[Saved entries]

****************************************

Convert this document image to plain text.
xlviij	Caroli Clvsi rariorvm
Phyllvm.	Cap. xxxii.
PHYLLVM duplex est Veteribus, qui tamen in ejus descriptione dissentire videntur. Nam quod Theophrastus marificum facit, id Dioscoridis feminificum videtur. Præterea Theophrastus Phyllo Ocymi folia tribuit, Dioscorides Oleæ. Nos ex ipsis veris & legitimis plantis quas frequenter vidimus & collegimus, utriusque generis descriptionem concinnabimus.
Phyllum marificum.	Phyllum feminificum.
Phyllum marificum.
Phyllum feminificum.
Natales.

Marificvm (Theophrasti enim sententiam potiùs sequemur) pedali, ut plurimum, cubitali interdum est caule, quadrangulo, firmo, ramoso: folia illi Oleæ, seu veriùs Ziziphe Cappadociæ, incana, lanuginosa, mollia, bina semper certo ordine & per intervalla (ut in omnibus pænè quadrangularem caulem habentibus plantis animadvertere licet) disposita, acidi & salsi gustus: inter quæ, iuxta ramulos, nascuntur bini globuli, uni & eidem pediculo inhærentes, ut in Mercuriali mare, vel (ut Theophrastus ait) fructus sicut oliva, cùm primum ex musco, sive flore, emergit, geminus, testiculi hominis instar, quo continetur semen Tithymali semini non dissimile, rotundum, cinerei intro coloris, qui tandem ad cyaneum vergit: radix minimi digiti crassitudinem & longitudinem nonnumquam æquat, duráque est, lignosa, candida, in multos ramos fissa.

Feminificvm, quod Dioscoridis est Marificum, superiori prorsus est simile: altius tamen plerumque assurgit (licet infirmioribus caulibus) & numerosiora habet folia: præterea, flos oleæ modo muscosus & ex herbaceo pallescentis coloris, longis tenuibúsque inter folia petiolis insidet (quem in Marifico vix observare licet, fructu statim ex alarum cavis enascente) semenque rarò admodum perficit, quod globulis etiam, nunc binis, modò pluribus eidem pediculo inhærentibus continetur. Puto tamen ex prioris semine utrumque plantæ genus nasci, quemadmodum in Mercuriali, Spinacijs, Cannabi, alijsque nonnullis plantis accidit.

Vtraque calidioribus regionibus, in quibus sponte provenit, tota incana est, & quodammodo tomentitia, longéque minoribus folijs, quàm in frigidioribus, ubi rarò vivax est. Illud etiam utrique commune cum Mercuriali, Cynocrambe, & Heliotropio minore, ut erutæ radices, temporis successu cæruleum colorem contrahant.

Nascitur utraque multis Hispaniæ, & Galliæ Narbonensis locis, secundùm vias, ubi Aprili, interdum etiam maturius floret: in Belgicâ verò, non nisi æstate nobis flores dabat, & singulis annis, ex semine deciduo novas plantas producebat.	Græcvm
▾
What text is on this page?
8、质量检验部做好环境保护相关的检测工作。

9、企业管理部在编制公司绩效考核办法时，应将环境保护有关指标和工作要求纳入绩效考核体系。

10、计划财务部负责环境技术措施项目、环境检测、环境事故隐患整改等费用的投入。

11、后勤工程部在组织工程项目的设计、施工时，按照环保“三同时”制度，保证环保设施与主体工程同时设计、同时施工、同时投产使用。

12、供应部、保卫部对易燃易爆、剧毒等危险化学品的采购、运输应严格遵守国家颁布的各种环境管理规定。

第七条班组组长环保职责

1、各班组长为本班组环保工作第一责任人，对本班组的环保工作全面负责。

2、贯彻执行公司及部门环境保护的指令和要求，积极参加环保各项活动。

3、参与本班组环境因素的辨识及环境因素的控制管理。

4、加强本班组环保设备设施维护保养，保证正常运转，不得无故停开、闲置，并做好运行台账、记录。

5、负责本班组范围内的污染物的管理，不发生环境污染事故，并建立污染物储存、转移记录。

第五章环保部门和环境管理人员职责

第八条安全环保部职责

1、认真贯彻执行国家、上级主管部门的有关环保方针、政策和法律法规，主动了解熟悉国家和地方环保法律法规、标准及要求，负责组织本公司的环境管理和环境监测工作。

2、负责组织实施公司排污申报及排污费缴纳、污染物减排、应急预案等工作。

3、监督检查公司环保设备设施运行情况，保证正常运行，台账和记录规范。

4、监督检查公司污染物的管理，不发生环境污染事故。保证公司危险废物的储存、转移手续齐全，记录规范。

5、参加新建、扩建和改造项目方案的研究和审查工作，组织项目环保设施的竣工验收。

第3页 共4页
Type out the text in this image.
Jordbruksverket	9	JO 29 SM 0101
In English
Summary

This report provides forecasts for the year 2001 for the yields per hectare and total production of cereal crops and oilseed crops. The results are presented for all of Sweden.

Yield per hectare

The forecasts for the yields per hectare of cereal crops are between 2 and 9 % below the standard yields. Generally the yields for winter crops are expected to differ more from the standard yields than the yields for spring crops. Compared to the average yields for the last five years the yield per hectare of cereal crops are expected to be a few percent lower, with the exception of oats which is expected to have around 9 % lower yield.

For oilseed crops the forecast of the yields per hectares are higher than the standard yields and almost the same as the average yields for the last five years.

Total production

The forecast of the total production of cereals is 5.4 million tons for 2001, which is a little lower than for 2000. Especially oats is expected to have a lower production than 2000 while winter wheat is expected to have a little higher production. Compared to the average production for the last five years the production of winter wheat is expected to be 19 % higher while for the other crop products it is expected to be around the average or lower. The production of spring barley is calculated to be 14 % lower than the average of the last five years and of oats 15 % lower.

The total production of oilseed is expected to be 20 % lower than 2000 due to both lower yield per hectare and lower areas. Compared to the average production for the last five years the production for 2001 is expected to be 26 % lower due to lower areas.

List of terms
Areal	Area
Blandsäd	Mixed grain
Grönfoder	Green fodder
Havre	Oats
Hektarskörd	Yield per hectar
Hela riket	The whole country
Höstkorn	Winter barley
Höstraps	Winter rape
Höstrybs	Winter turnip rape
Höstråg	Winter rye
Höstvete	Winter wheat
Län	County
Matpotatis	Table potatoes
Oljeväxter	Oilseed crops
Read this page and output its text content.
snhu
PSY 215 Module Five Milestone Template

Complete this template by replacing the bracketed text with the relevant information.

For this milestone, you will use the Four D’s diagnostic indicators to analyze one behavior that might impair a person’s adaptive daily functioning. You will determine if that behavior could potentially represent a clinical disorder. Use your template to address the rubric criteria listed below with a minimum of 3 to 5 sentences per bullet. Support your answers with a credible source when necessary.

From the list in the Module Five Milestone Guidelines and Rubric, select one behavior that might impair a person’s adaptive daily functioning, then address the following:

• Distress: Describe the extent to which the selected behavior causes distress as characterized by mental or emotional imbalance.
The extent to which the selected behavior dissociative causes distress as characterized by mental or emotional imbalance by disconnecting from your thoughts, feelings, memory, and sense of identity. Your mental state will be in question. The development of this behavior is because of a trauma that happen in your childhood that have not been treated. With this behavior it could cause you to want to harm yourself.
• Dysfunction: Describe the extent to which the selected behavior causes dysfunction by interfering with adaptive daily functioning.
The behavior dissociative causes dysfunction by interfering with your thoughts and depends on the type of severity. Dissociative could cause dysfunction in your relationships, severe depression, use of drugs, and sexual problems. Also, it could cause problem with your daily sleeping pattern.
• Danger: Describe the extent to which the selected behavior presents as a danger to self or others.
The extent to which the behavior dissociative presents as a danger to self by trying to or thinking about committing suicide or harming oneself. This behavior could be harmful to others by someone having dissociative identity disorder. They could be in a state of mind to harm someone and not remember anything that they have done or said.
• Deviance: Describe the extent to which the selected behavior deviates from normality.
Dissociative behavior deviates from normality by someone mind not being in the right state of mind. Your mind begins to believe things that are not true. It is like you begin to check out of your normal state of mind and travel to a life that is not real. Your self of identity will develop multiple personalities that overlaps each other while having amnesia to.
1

****************************************

*Stated problem*: List all lines where "不发生环境污染事故" occurs.

*Response below*:
5、负责本班组范围内的污染物的管理，不发生环境污染事故，并建立污染物储存、转移记录。
4、监督检查公司污染物的管理，不发生环境污染事故。保证公司危险废物的储存、转移手续齐全，记录规范。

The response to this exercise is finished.